** CHALLENGE **
Your task is to output all the records below, word for word.

[Data entries]
•••

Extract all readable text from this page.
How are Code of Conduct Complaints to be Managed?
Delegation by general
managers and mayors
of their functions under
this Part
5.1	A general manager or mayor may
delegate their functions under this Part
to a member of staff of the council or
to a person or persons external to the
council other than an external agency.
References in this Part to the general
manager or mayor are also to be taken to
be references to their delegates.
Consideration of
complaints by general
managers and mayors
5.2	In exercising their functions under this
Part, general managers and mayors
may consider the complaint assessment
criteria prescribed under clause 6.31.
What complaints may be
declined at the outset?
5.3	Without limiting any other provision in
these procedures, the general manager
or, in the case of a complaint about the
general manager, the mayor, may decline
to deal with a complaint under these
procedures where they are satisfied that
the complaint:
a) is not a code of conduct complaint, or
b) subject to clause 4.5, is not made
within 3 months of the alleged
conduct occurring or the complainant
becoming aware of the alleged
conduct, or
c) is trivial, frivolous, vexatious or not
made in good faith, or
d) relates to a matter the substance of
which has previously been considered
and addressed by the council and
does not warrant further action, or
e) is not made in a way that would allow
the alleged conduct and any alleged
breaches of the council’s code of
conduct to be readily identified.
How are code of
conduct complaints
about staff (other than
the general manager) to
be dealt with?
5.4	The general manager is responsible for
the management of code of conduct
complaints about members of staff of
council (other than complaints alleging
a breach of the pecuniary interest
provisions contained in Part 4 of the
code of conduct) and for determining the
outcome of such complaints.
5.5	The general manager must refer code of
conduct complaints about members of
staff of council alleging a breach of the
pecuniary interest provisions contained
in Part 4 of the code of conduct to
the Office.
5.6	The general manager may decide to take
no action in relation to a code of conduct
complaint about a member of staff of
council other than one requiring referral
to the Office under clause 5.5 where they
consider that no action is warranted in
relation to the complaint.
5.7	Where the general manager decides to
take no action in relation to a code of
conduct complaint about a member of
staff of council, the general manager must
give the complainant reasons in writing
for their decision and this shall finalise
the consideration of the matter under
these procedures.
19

•••

** TASK OUTPUT **
Extract all readable text from this page.
How are Code of Conduct Complaints to be Managed?
Delegation by general
managers and mayors
of their functions under
this Part
5.1	A general manager or mayor may
delegate their functions under this Part
to a member of staff of the council or
to a person or persons external to the
council other than an external agency.
References in this Part to the general
manager or mayor are also to be taken to
be references to their delegates.
Consideration of
complaints by general
managers and mayors
5.2	In exercising their functions under this
Part, general managers and mayors
may consider the complaint assessment
criteria prescribed under clause 6.31.
What complaints may be
declined at the outset?
5.3	Without limiting any other provision in
these procedures, the general manager
or, in the case of a complaint about the
general manager, the mayor, may decline
to deal with a complaint under these
procedures where they are satisfied that
the complaint:
a) is not a code of conduct complaint, or
b) subject to clause 4.5, is not made
within 3 months of the alleged
conduct occurring or the complainant
becoming aware of the alleged
conduct, or
c) is trivial, frivolous, vexatious or not
made in good faith, or
d) relates to a matter the substance of
which has previously been considered
and addressed by the council and
does not warrant further action, or
e) is not made in a way that would allow
the alleged conduct and any alleged
breaches of the council’s code of
conduct to be readily identified.
How are code of
conduct complaints
about staff (other than
the general manager) to
be dealt with?
5.4	The general manager is responsible for
the management of code of conduct
complaints about members of staff of
council (other than complaints alleging
a breach of the pecuniary interest
provisions contained in Part 4 of the
code of conduct) and for determining the
outcome of such complaints.
5.5	The general manager must refer code of
conduct complaints about members of
staff of council alleging a breach of the
pecuniary interest provisions contained
in Part 4 of the code of conduct to
the Office.
5.6	The general manager may decide to take
no action in relation to a code of conduct
complaint about a member of staff of
council other than one requiring referral
to the Office under clause 5.5 where they
consider that no action is warranted in
relation to the complaint.
5.7	Where the general manager decides to
take no action in relation to a code of
conduct complaint about a member of
staff of council, the general manager must
give the complainant reasons in writing
for their decision and this shall finalise
the consideration of the matter under
these procedures.
19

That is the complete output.